• [Direction]: Set down each record below precisely, skipping the pictures.

== == ==

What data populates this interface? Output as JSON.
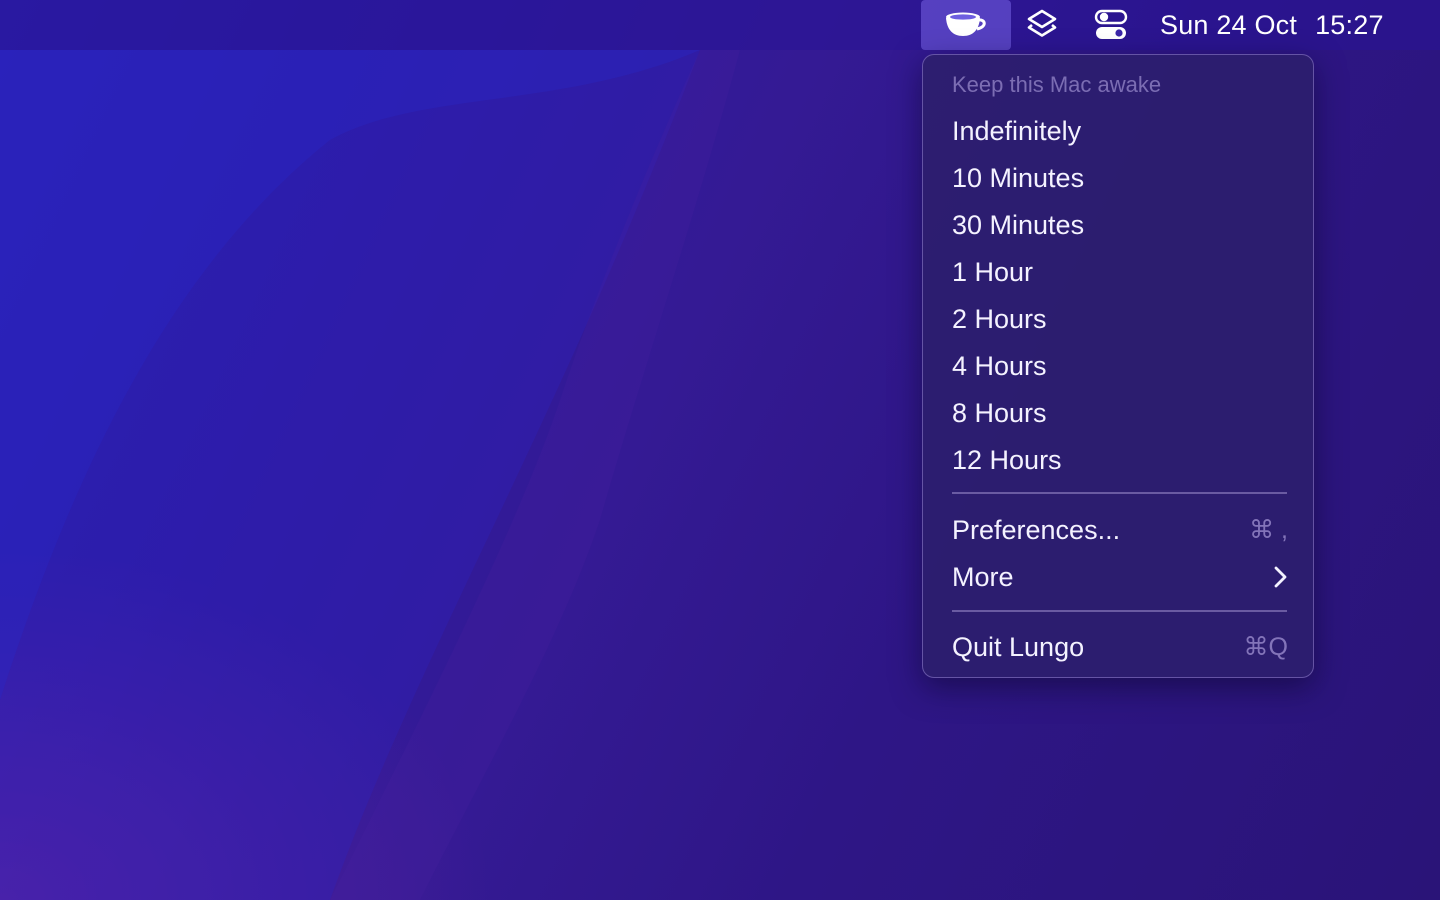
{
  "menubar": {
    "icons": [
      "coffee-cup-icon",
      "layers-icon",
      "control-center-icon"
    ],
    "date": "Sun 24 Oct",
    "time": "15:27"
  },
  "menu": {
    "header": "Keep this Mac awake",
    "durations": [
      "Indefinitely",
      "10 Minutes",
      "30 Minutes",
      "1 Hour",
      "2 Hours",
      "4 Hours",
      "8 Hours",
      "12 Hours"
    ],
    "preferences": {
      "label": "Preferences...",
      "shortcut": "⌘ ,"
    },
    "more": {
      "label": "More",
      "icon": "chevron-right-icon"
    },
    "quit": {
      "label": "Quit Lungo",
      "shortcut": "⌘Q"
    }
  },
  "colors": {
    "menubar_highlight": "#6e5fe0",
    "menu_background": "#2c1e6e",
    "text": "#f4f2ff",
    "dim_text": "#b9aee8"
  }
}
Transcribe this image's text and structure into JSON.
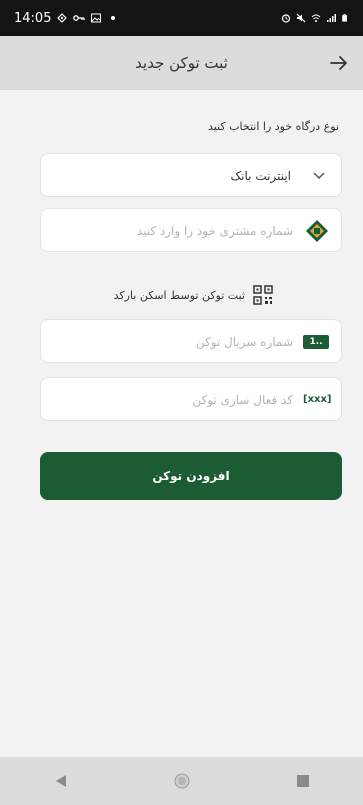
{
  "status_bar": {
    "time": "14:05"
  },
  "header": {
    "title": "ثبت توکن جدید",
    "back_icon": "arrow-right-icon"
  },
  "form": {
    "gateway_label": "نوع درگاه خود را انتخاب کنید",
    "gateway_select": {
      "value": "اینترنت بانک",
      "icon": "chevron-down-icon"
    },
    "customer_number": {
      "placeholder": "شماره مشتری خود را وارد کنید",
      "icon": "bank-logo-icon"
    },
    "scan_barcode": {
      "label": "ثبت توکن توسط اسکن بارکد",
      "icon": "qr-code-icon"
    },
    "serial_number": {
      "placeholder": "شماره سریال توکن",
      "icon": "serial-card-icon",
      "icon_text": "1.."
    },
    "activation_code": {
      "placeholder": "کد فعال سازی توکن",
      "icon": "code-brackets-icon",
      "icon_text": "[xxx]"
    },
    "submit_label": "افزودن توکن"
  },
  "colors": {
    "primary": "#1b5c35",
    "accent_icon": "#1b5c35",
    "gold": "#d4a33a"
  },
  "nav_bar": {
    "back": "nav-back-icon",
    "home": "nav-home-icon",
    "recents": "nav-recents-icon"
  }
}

== == ==

• [Expected output]:
What data populates this interface? Output as JSON.
{
  "menubar": {
    "icons": [
      "coffee-cup-icon",
      "layers-icon",
      "control-center-icon"
    ],
    "date": "Sun 24 Oct",
    "time": "15:27"
  },
  "menu": {
    "header": "Keep this Mac awake",
    "durations": [
      "Indefinitely",
      "10 Minutes",
      "30 Minutes",
      "1 Hour",
      "2 Hours",
      "4 Hours",
      "8 Hours",
      "12 Hours"
    ],
    "preferences": {
      "label": "Preferences...",
      "shortcut": "⌘ ,"
    },
    "more": {
      "label": "More",
      "icon": "chevron-right-icon"
    },
    "quit": {
      "label": "Quit Lungo",
      "shortcut": "⌘Q"
    }
  },
  "colors": {
    "menubar_highlight": "#6e5fe0",
    "menu_background": "#2c1e6e",
    "text": "#f4f2ff",
    "dim_text": "#b9aee8"
  }
}
Transcribe this image's text and structure into JSON.
{
  "status_bar": {
    "time": "14:05"
  },
  "header": {
    "title": "ثبت توکن جدید",
    "back_icon": "arrow-right-icon"
  },
  "form": {
    "gateway_label": "نوع درگاه خود را انتخاب کنید",
    "gateway_select": {
      "value": "اینترنت بانک",
      "icon": "chevron-down-icon"
    },
    "customer_number": {
      "placeholder": "شماره مشتری خود را وارد کنید",
      "icon": "bank-logo-icon"
    },
    "scan_barcode": {
      "label": "ثبت توکن توسط اسکن بارکد",
      "icon": "qr-code-icon"
    },
    "serial_number": {
      "placeholder": "شماره سریال توکن",
      "icon": "serial-card-icon",
      "icon_text": "1.."
    },
    "activation_code": {
      "placeholder": "کد فعال سازی توکن",
      "icon": "code-brackets-icon",
      "icon_text": "[xxx]"
    },
    "submit_label": "افزودن توکن"
  },
  "colors": {
    "primary": "#1b5c35",
    "accent_icon": "#1b5c35",
    "gold": "#d4a33a"
  },
  "nav_bar": {
    "back": "nav-back-icon",
    "home": "nav-home-icon",
    "recents": "nav-recents-icon"
  }
}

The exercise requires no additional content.